> What this task involves
Reproduce the data below without alteration, from the line containing "Where is each element in this 1916" through the line containing "time-tick-label: 7 Apr", including both of those lines. Omit the pictures from your answer.

> Records provided
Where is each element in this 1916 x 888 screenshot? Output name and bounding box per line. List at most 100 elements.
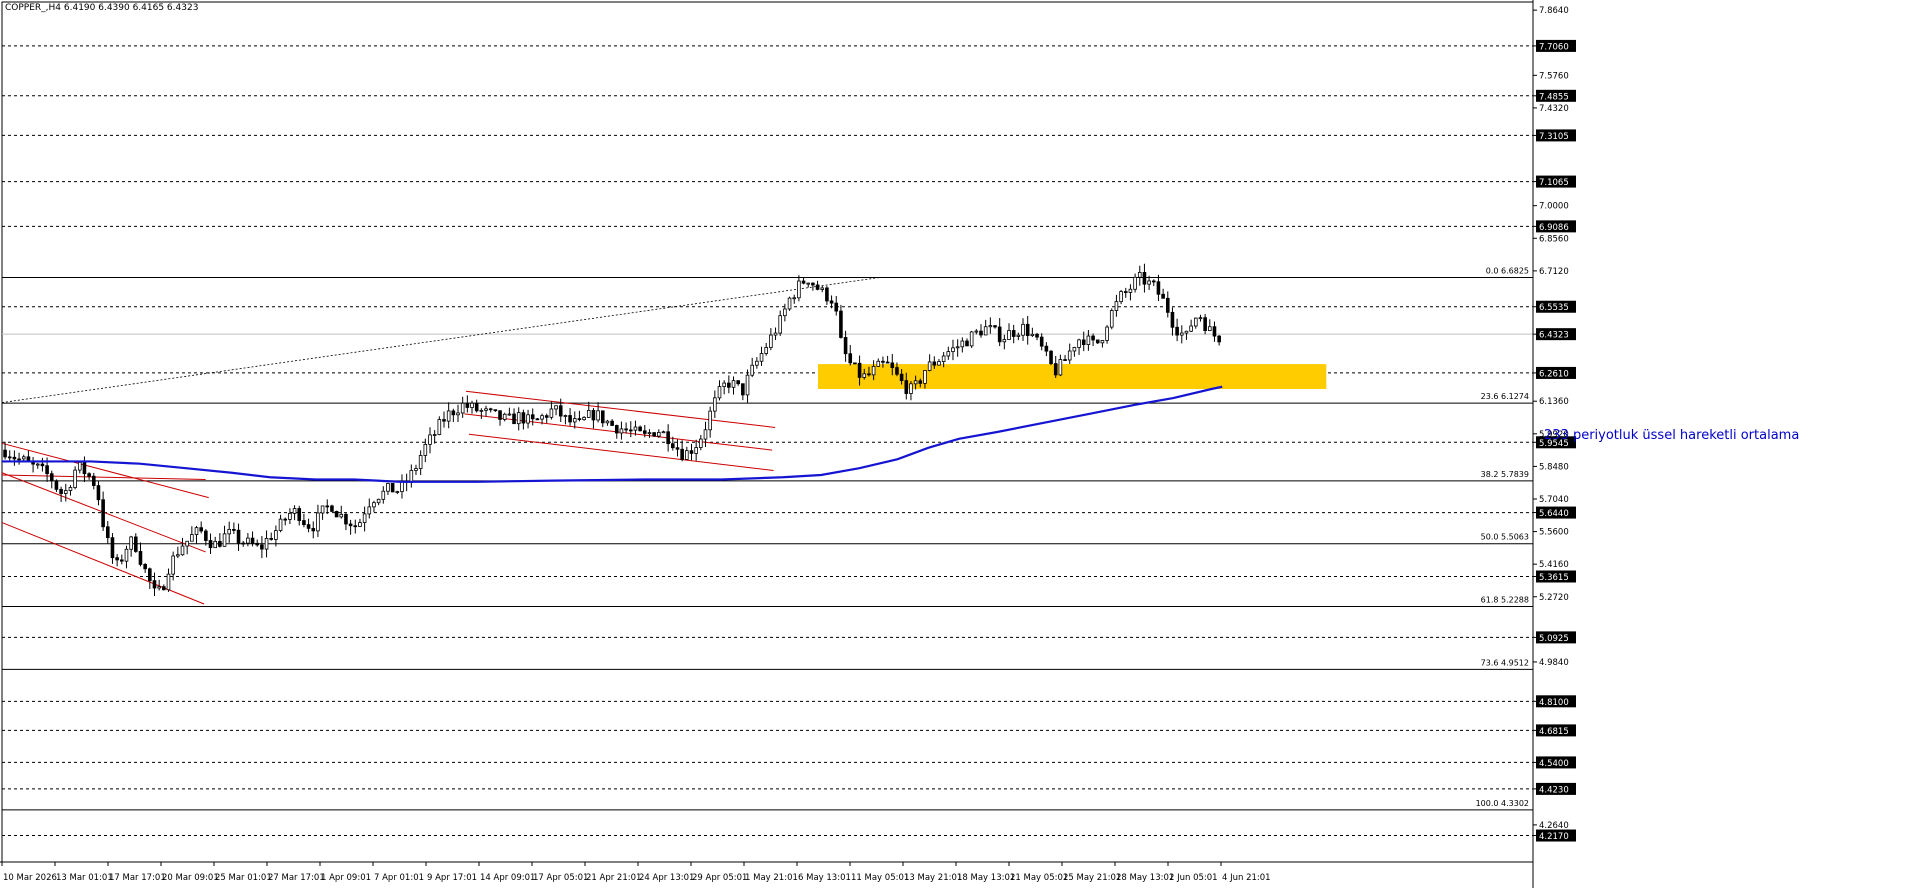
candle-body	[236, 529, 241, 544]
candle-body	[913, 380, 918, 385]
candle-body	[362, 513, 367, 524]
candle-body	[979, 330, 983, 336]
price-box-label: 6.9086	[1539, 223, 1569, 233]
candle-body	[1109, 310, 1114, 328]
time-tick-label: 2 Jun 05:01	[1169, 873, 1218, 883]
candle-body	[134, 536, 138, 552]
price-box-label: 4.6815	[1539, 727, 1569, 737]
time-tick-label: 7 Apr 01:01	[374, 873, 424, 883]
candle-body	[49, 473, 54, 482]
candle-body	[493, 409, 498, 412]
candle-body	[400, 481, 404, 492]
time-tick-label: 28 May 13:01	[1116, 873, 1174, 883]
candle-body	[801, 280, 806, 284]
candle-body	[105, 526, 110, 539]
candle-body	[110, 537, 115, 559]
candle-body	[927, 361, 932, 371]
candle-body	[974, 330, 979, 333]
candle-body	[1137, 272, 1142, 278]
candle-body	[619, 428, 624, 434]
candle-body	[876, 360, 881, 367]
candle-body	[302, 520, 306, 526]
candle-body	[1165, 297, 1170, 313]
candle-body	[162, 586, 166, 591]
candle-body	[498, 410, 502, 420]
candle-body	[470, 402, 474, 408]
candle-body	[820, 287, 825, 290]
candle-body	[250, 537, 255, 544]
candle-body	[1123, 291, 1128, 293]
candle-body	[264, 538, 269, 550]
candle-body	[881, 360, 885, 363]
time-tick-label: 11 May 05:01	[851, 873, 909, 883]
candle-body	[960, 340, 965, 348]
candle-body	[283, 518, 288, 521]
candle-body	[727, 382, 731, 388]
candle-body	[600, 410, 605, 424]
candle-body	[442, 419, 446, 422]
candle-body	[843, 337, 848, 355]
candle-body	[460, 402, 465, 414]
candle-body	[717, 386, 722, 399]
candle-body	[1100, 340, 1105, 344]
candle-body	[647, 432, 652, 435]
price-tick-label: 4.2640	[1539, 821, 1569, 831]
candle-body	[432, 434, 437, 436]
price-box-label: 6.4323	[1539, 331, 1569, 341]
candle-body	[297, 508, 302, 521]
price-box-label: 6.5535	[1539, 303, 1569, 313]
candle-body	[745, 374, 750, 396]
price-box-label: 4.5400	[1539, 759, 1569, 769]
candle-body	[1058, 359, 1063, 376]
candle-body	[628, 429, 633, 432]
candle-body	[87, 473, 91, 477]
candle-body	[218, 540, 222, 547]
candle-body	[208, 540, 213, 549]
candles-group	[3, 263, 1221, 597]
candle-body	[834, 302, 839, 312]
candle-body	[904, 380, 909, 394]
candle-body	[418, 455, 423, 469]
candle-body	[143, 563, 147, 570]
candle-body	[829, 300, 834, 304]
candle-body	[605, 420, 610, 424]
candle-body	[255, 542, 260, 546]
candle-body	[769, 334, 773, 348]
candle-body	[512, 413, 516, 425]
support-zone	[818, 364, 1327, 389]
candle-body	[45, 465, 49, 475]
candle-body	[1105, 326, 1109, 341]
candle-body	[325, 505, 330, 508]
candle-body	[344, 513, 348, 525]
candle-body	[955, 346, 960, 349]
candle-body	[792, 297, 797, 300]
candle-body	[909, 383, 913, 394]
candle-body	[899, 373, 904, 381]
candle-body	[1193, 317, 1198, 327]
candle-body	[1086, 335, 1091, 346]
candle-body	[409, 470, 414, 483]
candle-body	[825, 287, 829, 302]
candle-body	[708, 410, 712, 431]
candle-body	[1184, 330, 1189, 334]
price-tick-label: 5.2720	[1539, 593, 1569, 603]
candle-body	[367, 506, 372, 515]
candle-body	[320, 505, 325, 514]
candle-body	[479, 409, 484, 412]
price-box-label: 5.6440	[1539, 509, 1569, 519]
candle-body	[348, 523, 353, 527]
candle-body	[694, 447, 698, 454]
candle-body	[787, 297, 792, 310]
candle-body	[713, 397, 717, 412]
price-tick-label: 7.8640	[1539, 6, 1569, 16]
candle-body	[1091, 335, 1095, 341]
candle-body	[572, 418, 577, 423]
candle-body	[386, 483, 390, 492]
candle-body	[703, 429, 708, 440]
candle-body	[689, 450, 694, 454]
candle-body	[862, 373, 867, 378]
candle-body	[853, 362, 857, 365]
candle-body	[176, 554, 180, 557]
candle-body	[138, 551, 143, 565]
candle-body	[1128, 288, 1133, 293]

==

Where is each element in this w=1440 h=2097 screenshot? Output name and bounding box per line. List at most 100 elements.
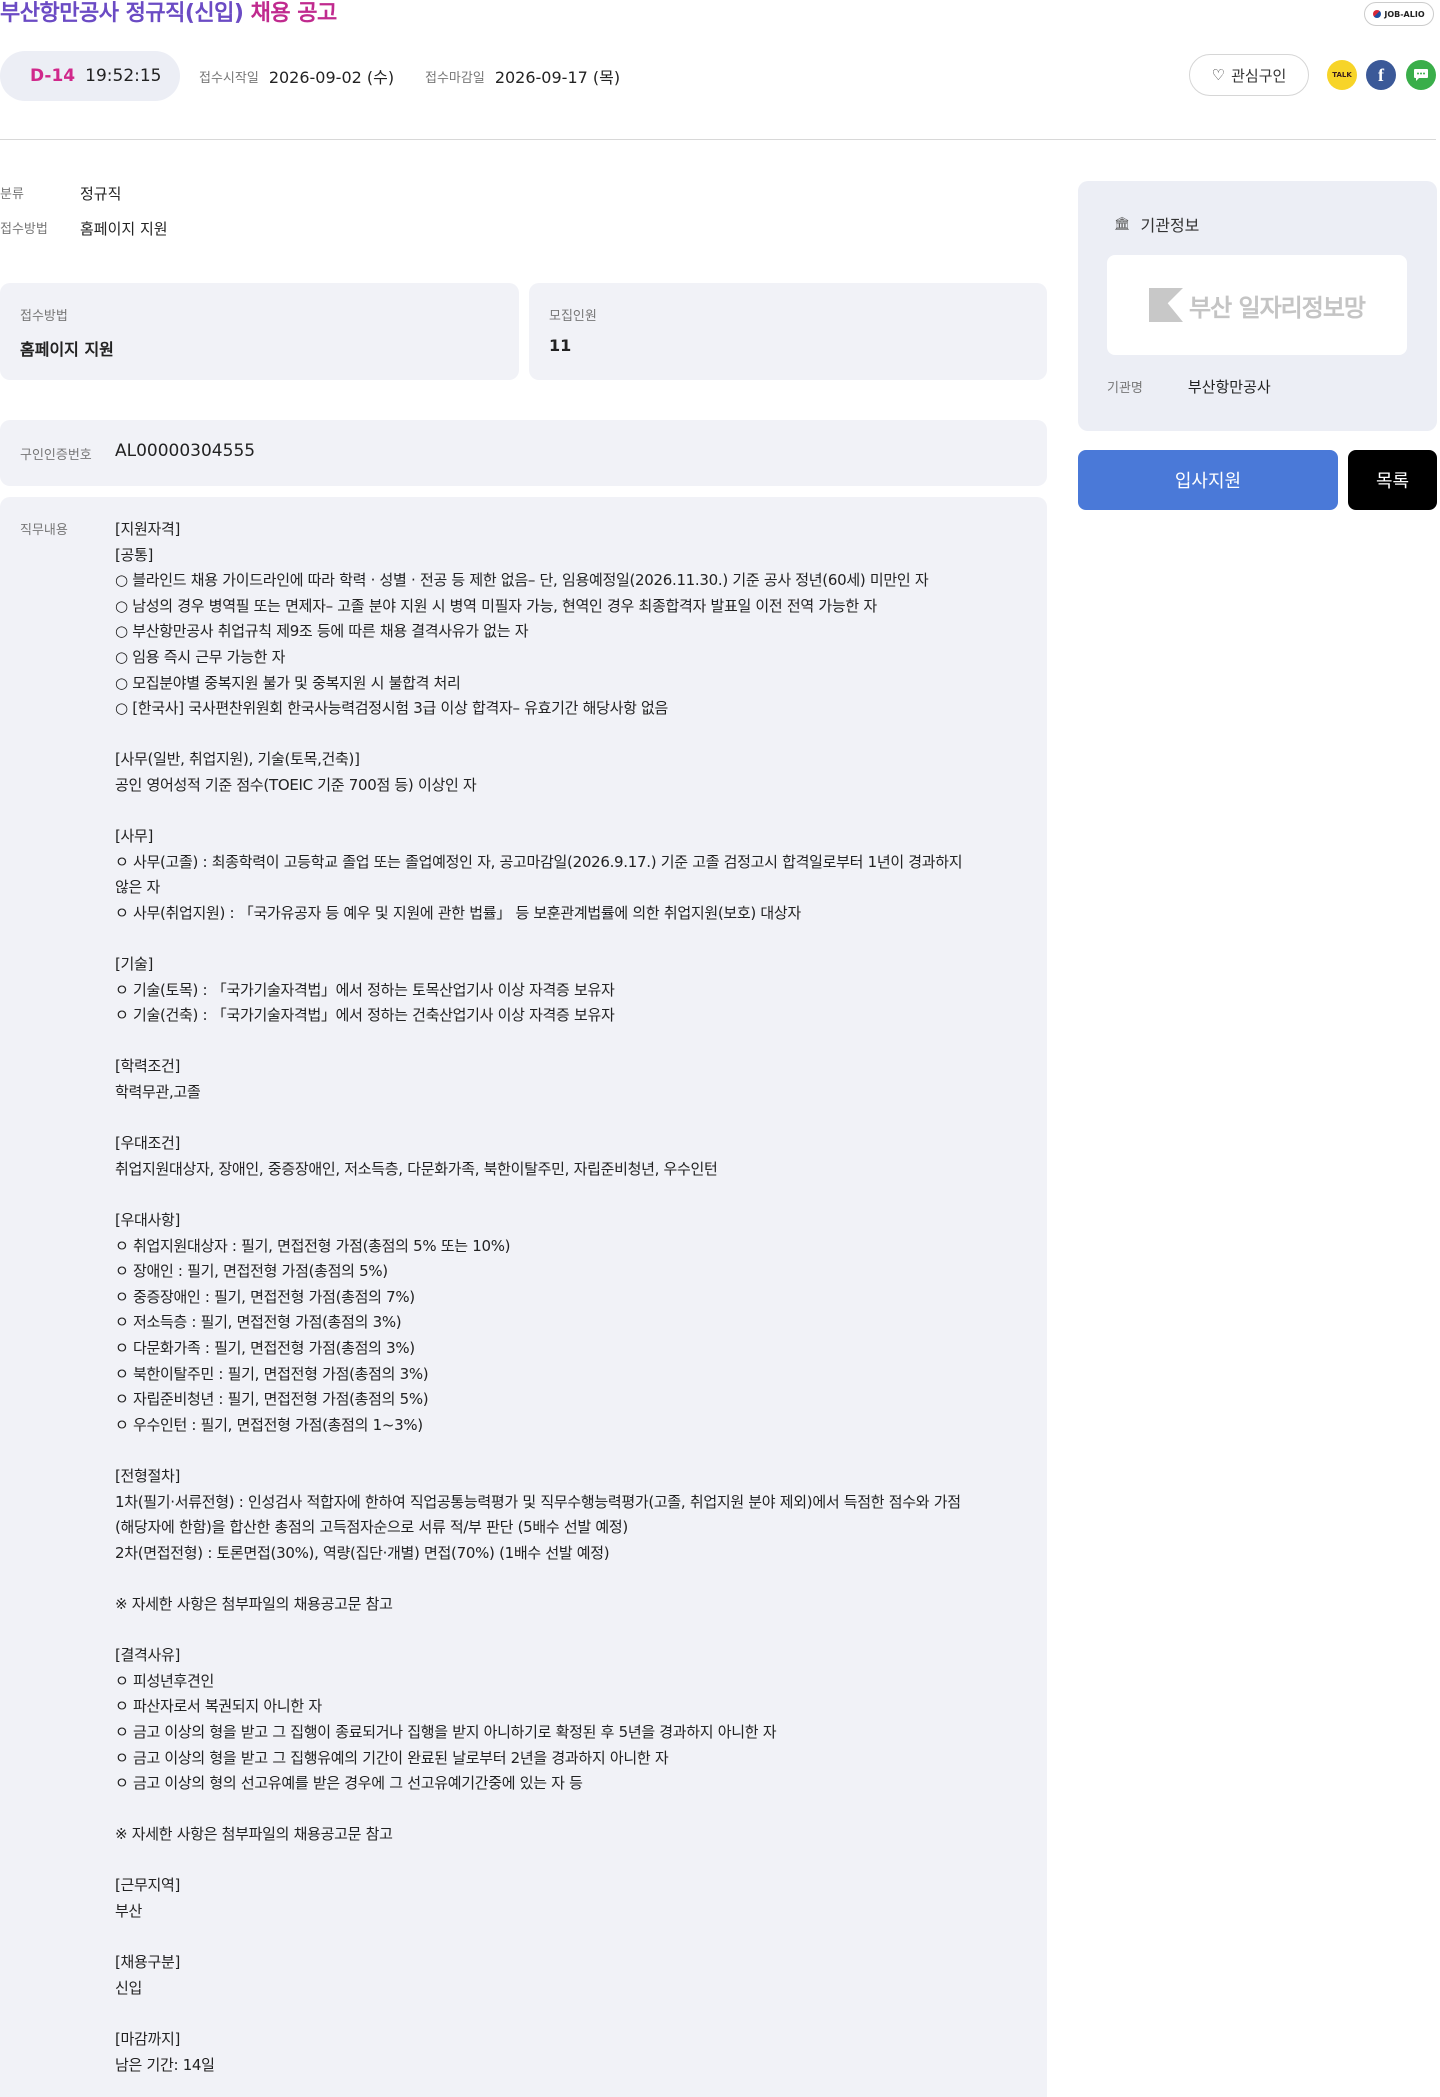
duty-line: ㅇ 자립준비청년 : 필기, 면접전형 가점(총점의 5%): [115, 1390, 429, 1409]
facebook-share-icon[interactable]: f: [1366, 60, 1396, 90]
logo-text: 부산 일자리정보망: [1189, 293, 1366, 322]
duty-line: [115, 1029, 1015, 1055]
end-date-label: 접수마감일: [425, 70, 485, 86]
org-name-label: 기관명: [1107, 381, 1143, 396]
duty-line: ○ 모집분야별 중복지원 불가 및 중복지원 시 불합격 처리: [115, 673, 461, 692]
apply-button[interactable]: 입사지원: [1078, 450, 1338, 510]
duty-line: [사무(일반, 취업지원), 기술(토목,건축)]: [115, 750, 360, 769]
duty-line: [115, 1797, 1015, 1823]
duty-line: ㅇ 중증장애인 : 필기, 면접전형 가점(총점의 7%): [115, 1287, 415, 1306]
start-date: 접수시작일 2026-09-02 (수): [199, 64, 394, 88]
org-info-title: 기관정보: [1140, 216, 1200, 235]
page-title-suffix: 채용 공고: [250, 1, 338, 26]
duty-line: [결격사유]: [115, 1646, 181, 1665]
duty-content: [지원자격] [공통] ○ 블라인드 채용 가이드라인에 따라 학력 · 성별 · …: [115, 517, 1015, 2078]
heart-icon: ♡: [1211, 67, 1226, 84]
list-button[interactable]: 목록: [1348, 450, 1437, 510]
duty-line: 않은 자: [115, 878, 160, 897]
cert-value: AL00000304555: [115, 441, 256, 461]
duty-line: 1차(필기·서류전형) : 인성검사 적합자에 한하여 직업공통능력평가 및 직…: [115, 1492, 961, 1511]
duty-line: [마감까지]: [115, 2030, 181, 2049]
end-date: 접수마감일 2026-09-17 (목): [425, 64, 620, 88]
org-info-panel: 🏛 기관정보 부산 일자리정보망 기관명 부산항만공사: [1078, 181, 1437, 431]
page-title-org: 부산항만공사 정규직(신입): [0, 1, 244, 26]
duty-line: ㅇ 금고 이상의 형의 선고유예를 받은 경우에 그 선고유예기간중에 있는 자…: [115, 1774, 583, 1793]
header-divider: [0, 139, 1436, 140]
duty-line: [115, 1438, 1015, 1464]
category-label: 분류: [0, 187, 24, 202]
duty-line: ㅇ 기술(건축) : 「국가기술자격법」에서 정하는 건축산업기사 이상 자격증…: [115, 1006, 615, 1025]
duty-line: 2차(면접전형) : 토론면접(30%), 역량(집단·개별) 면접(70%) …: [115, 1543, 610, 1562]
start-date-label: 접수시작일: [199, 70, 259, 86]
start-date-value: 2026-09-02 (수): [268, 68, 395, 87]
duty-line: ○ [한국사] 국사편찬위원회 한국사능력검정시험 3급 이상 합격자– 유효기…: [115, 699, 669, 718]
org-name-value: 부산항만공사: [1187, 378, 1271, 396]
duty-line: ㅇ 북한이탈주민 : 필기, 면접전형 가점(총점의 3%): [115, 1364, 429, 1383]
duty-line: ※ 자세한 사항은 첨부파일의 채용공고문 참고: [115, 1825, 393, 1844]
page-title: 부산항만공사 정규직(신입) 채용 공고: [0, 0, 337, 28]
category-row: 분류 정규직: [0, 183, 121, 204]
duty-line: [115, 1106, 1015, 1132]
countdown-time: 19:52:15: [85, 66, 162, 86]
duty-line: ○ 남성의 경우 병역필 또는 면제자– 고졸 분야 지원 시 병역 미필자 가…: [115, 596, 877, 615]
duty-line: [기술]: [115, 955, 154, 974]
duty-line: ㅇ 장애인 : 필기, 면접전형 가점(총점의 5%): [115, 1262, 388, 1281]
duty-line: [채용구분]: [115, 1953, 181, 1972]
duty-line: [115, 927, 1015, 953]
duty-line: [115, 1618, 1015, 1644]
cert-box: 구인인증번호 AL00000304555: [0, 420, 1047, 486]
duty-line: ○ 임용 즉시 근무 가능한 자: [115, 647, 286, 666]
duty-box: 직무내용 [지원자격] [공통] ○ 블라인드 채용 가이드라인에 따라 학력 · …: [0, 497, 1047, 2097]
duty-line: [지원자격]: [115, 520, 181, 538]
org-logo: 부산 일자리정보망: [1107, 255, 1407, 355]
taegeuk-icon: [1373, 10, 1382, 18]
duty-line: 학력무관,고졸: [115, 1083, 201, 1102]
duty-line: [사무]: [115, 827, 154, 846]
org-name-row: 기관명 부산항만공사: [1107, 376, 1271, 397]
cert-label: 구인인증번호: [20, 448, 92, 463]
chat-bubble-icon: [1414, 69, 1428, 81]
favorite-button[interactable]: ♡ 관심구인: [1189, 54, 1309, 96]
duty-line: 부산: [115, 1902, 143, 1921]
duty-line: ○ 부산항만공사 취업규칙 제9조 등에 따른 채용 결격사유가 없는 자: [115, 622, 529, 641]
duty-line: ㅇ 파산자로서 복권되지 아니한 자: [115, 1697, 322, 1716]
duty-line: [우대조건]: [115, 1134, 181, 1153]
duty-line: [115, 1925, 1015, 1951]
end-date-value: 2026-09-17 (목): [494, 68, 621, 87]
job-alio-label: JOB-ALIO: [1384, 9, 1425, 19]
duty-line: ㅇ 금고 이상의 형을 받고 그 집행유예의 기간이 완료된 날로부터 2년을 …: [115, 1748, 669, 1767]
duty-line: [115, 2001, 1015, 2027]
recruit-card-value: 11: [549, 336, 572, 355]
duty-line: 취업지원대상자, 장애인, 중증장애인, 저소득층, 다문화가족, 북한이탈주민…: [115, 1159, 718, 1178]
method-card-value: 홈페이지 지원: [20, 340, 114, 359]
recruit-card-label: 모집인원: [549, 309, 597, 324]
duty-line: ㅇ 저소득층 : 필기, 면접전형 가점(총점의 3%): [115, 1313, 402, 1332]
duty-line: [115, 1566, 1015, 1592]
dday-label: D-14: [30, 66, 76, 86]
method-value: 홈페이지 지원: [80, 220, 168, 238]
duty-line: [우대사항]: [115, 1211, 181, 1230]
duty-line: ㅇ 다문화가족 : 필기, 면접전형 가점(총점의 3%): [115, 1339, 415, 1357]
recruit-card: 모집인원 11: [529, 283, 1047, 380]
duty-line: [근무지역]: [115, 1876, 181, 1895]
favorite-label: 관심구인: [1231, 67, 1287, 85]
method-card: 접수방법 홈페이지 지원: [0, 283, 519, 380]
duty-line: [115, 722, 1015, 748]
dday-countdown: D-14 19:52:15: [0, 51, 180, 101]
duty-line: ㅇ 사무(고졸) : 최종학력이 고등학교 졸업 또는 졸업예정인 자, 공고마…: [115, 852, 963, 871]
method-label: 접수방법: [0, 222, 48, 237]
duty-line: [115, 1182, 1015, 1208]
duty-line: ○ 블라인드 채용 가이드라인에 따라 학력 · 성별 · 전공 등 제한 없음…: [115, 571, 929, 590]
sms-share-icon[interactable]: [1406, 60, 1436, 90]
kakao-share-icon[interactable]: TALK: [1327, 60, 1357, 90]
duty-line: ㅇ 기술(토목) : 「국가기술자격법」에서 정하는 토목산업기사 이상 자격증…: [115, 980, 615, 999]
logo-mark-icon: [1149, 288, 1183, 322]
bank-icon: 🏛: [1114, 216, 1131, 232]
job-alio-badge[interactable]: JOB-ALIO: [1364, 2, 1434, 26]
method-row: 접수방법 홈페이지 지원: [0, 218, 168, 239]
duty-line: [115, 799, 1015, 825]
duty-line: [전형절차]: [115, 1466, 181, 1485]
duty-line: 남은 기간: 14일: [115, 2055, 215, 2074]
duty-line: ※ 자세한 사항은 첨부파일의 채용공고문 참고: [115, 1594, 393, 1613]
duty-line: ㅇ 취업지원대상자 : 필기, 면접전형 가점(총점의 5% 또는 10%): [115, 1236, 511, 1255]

...

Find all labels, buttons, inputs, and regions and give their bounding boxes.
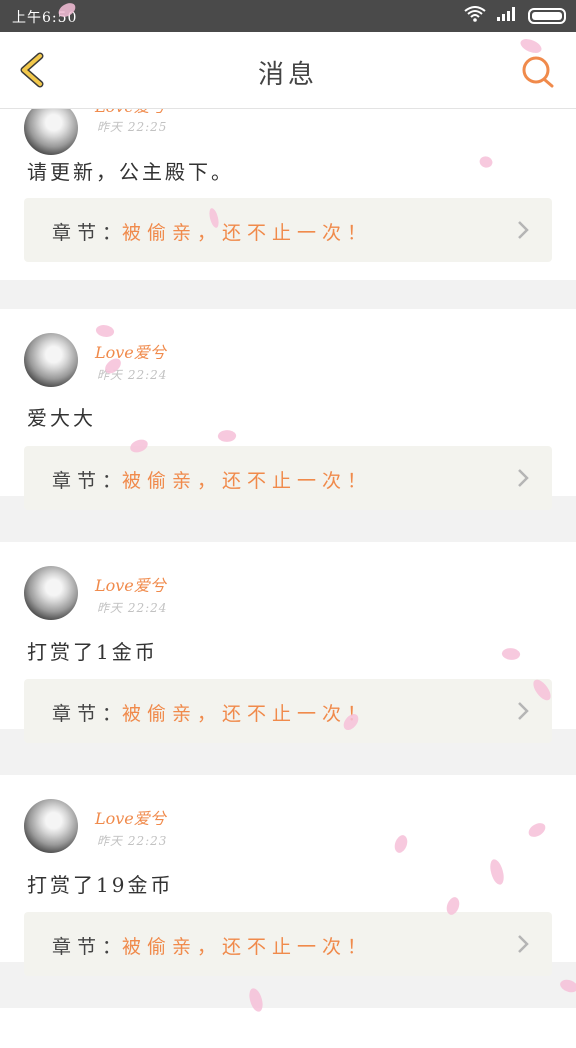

> Solved problem
Where is each element in this 1916 x 888 screenshot? Output name and bounding box per line. List at most 100 elements.
candle-body	[236, 529, 241, 544]
candle-body	[913, 380, 918, 385]
candle-body	[362, 513, 367, 524]
candle-body	[979, 330, 983, 336]
price-box-label: 6.9086	[1539, 223, 1569, 233]
candle-body	[1109, 310, 1114, 328]
time-tick-label: 2 Jun 05:01	[1169, 873, 1218, 883]
candle-body	[134, 536, 138, 552]
price-box-label: 4.6815	[1539, 727, 1569, 737]
time-tick-label: 7 Apr 01:01	[374, 873, 424, 883]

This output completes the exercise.